Input records ::
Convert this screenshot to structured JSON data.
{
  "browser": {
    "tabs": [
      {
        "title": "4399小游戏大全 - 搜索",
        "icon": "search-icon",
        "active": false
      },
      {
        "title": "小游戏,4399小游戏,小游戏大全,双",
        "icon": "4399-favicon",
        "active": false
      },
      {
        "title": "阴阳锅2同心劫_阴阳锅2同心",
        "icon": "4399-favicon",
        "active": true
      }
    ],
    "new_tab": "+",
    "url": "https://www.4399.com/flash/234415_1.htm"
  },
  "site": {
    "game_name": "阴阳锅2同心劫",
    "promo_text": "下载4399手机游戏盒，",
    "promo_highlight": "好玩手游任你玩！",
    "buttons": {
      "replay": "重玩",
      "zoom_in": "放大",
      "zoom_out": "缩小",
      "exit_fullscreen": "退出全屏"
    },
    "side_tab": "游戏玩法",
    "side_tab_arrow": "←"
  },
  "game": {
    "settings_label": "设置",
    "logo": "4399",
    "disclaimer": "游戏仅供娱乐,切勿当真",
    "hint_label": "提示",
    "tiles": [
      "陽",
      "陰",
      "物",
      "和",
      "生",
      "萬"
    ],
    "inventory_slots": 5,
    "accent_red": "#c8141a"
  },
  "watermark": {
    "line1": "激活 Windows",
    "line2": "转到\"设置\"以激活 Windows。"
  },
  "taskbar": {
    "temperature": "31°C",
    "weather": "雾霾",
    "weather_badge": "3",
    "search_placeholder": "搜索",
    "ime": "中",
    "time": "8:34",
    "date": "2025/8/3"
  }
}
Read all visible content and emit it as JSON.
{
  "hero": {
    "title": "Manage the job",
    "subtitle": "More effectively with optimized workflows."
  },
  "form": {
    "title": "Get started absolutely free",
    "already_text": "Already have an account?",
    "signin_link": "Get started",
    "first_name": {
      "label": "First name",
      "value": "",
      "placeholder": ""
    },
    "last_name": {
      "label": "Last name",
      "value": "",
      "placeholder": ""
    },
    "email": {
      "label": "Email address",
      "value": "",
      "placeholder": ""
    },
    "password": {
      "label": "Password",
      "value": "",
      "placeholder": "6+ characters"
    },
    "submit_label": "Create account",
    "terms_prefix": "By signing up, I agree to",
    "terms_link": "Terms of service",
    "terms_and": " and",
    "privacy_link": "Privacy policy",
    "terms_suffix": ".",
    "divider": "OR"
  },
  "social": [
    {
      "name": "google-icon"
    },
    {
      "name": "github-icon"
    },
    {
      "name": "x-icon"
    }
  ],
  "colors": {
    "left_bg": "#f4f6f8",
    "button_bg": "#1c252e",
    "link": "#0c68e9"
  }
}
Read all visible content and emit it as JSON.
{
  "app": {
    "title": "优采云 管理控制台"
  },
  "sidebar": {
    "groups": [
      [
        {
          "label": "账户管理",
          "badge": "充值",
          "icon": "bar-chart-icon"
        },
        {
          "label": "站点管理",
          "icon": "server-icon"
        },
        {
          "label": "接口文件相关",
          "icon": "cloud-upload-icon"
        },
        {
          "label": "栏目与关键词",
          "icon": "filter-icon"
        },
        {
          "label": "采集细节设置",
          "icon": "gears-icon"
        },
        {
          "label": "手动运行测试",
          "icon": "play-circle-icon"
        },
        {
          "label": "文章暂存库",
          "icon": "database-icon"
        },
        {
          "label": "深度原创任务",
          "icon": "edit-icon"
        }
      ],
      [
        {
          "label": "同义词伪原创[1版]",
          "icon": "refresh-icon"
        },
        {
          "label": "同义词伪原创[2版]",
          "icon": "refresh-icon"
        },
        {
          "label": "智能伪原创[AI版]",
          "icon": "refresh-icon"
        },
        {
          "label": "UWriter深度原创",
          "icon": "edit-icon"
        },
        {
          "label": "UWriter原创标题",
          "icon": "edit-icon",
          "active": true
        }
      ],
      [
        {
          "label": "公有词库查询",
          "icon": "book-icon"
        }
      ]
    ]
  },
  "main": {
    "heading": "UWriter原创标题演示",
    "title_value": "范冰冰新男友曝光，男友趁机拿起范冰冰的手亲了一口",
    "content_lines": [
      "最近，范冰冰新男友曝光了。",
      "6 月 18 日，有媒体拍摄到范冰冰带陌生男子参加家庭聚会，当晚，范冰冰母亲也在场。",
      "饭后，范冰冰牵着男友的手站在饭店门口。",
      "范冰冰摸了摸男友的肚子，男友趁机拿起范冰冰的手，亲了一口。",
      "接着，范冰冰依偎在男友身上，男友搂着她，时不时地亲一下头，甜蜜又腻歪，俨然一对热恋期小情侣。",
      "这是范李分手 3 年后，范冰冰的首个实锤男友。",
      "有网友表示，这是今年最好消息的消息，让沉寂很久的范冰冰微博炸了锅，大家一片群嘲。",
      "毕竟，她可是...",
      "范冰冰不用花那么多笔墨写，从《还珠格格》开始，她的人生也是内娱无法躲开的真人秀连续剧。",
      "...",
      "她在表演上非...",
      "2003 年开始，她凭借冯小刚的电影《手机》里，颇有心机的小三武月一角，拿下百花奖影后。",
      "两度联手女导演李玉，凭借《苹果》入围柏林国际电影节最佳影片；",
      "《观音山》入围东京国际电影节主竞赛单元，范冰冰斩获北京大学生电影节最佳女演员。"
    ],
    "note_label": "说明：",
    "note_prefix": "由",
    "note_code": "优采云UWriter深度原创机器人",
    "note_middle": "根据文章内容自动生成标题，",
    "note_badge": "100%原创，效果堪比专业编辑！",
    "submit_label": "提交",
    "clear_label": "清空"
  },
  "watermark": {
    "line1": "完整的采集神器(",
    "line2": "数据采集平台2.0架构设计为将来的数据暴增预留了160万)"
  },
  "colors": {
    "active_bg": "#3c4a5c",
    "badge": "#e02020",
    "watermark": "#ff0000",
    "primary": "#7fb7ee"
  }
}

Requirement :: Repeat the whole listing exactly, keeping every line intact.

Solution to the exercise ::
Convert this screenshot to structured JSON data.
{
  "browser": {
    "tabs": [
      {
        "title": "4399小游戏大全 - 搜索",
        "icon": "search-icon",
        "active": false
      },
      {
        "title": "小游戏,4399小游戏,小游戏大全,双",
        "icon": "4399-favicon",
        "active": false
      },
      {
        "title": "阴阳锅2同心劫_阴阳锅2同心",
        "icon": "4399-favicon",
        "active": true
      }
    ],
    "new_tab": "+",
    "url": "https://www.4399.com/flash/234415_1.htm"
  },
  "site": {
    "game_name": "阴阳锅2同心劫",
    "promo_text": "下载4399手机游戏盒，",
    "promo_highlight": "好玩手游任你玩！",
    "buttons": {
      "replay": "重玩",
      "zoom_in": "放大",
      "zoom_out": "缩小",
      "exit_fullscreen": "退出全屏"
    },
    "side_tab": "游戏玩法",
    "side_tab_arrow": "←"
  },
  "game": {
    "settings_label": "设置",
    "logo": "4399",
    "disclaimer": "游戏仅供娱乐,切勿当真",
    "hint_label": "提示",
    "tiles": [
      "陽",
      "陰",
      "物",
      "和",
      "生",
      "萬"
    ],
    "inventory_slots": 5,
    "accent_red": "#c8141a"
  },
  "watermark": {
    "line1": "激活 Windows",
    "line2": "转到\"设置\"以激活 Windows。"
  },
  "taskbar": {
    "temperature": "31°C",
    "weather": "雾霾",
    "weather_badge": "3",
    "search_placeholder": "搜索",
    "ime": "中",
    "time": "8:34",
    "date": "2025/8/3"
  }
}
Read all visible content and emit it as JSON.
{
  "hero": {
    "title": "Manage the job",
    "subtitle": "More effectively with optimized workflows."
  },
  "form": {
    "title": "Get started absolutely free",
    "already_text": "Already have an account?",
    "signin_link": "Get started",
    "first_name": {
      "label": "First name",
      "value": "",
      "placeholder": ""
    },
    "last_name": {
      "label": "Last name",
      "value": "",
      "placeholder": ""
    },
    "email": {
      "label": "Email address",
      "value": "",
      "placeholder": ""
    },
    "password": {
      "label": "Password",
      "value": "",
      "placeholder": "6+ characters"
    },
    "submit_label": "Create account",
    "terms_prefix": "By signing up, I agree to",
    "terms_link": "Terms of service",
    "terms_and": " and",
    "privacy_link": "Privacy policy",
    "terms_suffix": ".",
    "divider": "OR"
  },
  "social": [
    {
      "name": "google-icon"
    },
    {
      "name": "github-icon"
    },
    {
      "name": "x-icon"
    }
  ],
  "colors": {
    "left_bg": "#f4f6f8",
    "button_bg": "#1c252e",
    "link": "#0c68e9"
  }
}
Read all visible content and emit it as JSON.
{
  "app": {
    "title": "优采云 管理控制台"
  },
  "sidebar": {
    "groups": [
      [
        {
          "label": "账户管理",
          "badge": "充值",
          "icon": "bar-chart-icon"
        },
        {
          "label": "站点管理",
          "icon": "server-icon"
        },
        {
          "label": "接口文件相关",
          "icon": "cloud-upload-icon"
        },
        {
          "label": "栏目与关键词",
          "icon": "filter-icon"
        },
        {
          "label": "采集细节设置",
          "icon": "gears-icon"
        },
        {
          "label": "手动运行测试",
          "icon": "play-circle-icon"
        },
        {
          "label": "文章暂存库",
          "icon": "database-icon"
        },
        {
          "label": "深度原创任务",
          "icon": "edit-icon"
        }
      ],
      [
        {
          "label": "同义词伪原创[1版]",
          "icon": "refresh-icon"
        },
        {
          "label": "同义词伪原创[2版]",
          "icon": "refresh-icon"
        },
        {
          "label": "智能伪原创[AI版]",
          "icon": "refresh-icon"
        },
        {
          "label": "UWriter深度原创",
          "icon": "edit-icon"
        },
        {
          "label": "UWriter原创标题",
          "icon": "edit-icon",
          "active": true
        }
      ],
      [
        {
          "label": "公有词库查询",
          "icon": "book-icon"
        }
      ]
    ]
  },
  "main": {
    "heading": "UWriter原创标题演示",
    "title_value": "范冰冰新男友曝光，男友趁机拿起范冰冰的手亲了一口",
    "content_lines": [
      "最近，范冰冰新男友曝光了。",
      "6 月 18 日，有媒体拍摄到范冰冰带陌生男子参加家庭聚会，当晚，范冰冰母亲也在场。",
      "饭后，范冰冰牵着男友的手站在饭店门口。",
      "范冰冰摸了摸男友的肚子，男友趁机拿起范冰冰的手，亲了一口。",
      "接着，范冰冰依偎在男友身上，男友搂着她，时不时地亲一下头，甜蜜又腻歪，俨然一对热恋期小情侣。",
      "这是范李分手 3 年后，范冰冰的首个实锤男友。",
      "有网友表示，这是今年最好消息的消息，让沉寂很久的范冰冰微博炸了锅，大家一片群嘲。",
      "毕竟，她可是...",
      "范冰冰不用花那么多笔墨写，从《还珠格格》开始，她的人生也是内娱无法躲开的真人秀连续剧。",
      "...",
      "她在表演上非...",
      "2003 年开始，她凭借冯小刚的电影《手机》里，颇有心机的小三武月一角，拿下百花奖影后。",
      "两度联手女导演李玉，凭借《苹果》入围柏林国际电影节最佳影片；",
      "《观音山》入围东京国际电影节主竞赛单元，范冰冰斩获北京大学生电影节最佳女演员。"
    ],
    "note_label": "说明：",
    "note_prefix": "由",
    "note_code": "优采云UWriter深度原创机器人",
    "note_middle": "根据文章内容自动生成标题，",
    "note_badge": "100%原创，效果堪比专业编辑！",
    "submit_label": "提交",
    "clear_label": "清空"
  },
  "watermark": {
    "line1": "完整的采集神器(",
    "line2": "数据采集平台2.0架构设计为将来的数据暴增预留了160万)"
  },
  "colors": {
    "active_bg": "#3c4a5c",
    "badge": "#e02020",
    "watermark": "#ff0000",
    "primary": "#7fb7ee"
  }
}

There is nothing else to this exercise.